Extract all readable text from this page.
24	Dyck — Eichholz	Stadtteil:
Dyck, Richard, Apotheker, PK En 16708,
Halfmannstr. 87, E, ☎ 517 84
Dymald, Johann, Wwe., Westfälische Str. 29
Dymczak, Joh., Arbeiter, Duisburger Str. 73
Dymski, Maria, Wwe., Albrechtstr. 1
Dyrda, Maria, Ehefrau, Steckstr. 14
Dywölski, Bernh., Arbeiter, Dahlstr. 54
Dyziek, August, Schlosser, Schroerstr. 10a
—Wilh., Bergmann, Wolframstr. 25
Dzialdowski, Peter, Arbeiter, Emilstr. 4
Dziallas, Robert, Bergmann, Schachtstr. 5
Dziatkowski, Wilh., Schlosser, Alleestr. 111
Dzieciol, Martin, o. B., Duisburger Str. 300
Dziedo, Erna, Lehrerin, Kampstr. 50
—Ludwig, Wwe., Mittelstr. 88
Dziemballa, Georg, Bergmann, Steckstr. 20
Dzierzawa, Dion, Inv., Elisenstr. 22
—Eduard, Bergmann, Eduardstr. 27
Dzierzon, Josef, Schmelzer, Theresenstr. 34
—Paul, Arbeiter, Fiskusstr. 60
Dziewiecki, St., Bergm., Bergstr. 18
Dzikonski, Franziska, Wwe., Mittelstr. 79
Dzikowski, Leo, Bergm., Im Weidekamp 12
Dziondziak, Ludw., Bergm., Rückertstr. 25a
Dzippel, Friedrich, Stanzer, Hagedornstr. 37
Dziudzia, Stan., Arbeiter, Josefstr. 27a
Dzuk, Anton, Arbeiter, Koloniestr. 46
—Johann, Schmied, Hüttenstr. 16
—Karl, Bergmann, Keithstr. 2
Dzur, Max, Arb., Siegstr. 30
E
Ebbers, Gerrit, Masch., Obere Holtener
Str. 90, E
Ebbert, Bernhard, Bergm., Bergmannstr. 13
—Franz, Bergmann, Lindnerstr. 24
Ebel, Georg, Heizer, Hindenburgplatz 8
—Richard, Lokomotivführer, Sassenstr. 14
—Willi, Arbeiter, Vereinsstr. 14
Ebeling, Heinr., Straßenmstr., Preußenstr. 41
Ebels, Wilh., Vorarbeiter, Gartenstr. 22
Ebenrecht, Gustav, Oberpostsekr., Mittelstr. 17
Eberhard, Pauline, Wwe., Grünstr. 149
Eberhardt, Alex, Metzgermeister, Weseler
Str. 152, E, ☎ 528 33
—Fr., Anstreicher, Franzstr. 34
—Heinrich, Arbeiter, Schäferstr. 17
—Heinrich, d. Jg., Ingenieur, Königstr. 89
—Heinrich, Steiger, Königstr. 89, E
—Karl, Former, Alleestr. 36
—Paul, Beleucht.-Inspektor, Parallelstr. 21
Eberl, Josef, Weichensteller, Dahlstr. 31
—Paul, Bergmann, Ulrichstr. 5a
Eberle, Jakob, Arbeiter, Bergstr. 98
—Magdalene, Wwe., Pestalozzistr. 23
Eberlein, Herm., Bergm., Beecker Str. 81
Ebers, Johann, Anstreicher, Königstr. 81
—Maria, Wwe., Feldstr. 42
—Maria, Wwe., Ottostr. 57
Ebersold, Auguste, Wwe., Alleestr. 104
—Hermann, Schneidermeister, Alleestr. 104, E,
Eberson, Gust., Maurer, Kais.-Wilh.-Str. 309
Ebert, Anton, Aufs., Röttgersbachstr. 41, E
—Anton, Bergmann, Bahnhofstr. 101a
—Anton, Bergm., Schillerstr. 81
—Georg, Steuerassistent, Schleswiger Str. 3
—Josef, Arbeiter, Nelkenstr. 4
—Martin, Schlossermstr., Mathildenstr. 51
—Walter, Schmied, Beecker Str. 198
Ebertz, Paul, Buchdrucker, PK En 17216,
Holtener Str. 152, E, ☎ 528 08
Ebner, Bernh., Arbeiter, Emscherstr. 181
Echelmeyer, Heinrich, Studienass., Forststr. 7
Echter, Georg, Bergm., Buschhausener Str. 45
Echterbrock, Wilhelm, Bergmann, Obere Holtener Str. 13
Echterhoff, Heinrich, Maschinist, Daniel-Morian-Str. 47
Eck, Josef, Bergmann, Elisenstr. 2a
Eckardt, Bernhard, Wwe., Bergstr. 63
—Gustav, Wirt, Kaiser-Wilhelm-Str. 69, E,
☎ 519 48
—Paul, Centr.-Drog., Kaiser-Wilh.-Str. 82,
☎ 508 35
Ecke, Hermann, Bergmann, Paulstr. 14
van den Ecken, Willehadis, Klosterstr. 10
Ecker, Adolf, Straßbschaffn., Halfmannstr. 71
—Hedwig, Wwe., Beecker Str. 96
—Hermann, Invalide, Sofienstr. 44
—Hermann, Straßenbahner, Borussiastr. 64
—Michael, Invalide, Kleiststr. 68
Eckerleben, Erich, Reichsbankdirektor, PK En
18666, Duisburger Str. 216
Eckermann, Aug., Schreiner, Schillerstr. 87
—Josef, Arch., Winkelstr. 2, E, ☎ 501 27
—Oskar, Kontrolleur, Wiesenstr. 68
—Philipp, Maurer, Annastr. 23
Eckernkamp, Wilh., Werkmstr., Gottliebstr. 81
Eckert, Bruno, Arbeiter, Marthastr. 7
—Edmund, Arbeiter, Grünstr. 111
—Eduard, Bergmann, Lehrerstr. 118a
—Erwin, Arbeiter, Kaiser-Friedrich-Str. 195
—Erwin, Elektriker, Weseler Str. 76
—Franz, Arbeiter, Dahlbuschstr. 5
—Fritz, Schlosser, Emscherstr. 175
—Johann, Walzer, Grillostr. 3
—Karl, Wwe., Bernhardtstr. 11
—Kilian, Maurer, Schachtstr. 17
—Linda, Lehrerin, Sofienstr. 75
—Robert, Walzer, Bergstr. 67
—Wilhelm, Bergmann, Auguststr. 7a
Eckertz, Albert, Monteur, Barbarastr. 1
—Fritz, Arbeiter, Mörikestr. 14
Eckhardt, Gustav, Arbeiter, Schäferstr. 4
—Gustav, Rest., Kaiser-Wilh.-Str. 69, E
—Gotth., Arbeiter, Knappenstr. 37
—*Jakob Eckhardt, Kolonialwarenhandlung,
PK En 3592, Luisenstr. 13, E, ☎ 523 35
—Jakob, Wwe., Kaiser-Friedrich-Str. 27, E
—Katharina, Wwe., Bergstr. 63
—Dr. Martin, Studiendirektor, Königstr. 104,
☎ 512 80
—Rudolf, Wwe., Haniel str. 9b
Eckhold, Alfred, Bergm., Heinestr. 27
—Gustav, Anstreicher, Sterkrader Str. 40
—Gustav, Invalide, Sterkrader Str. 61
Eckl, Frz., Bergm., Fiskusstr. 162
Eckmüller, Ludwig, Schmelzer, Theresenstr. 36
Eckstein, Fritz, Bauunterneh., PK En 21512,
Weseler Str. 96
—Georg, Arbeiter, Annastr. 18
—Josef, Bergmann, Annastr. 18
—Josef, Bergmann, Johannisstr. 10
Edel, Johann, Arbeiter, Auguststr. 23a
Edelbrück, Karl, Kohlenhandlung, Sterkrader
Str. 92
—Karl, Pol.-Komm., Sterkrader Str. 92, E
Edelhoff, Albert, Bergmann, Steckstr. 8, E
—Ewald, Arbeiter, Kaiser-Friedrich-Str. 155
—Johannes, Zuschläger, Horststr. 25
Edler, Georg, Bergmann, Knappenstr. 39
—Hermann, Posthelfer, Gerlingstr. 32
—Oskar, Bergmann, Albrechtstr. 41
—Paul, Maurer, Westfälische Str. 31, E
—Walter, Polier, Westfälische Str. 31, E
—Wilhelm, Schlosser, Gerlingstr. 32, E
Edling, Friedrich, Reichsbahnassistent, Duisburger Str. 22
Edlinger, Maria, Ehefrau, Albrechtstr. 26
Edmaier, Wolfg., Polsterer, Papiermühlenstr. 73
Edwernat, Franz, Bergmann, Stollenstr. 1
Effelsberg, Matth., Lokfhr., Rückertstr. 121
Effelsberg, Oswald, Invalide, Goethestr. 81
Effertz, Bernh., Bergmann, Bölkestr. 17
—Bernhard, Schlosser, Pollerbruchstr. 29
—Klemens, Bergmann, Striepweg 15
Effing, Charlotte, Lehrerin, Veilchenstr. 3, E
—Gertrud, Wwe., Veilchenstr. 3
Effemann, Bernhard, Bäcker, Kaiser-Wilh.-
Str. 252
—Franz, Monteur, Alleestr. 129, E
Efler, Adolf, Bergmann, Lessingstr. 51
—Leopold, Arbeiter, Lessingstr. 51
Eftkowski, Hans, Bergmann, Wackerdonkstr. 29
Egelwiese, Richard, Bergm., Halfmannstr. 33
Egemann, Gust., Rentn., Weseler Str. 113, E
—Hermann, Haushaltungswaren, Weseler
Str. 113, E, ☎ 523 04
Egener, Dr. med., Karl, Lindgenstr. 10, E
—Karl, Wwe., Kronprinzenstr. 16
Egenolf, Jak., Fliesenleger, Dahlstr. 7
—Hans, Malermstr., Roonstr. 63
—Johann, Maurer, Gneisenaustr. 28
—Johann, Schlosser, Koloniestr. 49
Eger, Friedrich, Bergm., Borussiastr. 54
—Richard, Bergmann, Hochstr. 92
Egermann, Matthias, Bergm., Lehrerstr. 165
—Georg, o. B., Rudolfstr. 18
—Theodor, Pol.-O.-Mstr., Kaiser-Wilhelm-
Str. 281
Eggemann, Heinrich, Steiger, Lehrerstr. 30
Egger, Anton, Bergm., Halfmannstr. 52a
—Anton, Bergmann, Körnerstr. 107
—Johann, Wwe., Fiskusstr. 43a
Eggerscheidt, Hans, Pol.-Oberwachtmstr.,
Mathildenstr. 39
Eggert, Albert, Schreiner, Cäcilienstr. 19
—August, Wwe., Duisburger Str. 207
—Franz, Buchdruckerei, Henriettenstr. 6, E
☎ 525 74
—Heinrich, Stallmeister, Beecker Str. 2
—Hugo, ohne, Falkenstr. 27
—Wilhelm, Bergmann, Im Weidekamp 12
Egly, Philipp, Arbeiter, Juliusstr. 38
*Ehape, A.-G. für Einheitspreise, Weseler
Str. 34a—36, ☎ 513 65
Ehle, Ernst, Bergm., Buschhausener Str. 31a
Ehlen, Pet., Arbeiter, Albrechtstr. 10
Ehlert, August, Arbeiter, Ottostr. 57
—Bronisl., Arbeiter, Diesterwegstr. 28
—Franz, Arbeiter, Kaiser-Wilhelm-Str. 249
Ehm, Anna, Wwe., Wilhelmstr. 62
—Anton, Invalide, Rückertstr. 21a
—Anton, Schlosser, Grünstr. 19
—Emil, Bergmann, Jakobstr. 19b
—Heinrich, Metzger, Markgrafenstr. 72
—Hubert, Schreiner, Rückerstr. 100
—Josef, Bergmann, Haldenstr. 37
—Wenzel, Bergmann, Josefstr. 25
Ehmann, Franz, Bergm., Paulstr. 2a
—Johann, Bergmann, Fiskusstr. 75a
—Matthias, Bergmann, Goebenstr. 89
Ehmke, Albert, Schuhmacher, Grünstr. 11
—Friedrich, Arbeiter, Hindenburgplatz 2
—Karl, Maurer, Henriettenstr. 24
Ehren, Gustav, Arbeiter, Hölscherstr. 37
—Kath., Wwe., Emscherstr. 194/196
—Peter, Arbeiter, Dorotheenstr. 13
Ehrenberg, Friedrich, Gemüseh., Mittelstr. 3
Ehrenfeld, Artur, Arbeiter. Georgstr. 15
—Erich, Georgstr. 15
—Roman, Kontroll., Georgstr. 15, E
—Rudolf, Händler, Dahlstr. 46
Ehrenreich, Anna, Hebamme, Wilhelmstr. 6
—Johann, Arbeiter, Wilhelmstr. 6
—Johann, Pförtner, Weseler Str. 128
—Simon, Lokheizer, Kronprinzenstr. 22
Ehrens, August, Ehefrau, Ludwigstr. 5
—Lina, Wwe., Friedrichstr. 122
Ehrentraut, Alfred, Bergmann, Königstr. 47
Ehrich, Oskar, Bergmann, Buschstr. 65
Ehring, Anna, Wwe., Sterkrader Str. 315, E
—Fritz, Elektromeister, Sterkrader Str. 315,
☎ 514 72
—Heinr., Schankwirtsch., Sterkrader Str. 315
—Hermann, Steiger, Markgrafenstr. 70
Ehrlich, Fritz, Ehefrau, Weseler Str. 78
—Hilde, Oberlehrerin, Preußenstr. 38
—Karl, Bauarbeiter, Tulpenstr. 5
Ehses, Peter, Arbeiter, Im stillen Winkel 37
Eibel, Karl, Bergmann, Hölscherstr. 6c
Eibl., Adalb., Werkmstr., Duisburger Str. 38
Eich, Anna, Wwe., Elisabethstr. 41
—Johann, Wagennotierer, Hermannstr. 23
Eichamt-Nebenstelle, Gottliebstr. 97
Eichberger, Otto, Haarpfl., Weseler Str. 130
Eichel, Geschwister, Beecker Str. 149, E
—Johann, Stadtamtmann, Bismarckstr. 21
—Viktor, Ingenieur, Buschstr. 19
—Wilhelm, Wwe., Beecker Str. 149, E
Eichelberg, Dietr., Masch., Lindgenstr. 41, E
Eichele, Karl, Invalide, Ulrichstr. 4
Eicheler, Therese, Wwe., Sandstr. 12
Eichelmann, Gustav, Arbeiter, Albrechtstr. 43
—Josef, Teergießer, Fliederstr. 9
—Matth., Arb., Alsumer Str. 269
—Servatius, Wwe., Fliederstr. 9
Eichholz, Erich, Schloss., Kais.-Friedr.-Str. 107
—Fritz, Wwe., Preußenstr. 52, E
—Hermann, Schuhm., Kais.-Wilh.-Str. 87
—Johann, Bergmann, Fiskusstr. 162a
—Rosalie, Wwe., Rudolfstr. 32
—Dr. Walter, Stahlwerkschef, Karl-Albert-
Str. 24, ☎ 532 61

• _Task prompt_
Set out every line from the material that contains the string "Walzer".

• _Written answer_
—Johann, Walzer, Grillostr. 3
—Robert, Walzer, Bergstr. 67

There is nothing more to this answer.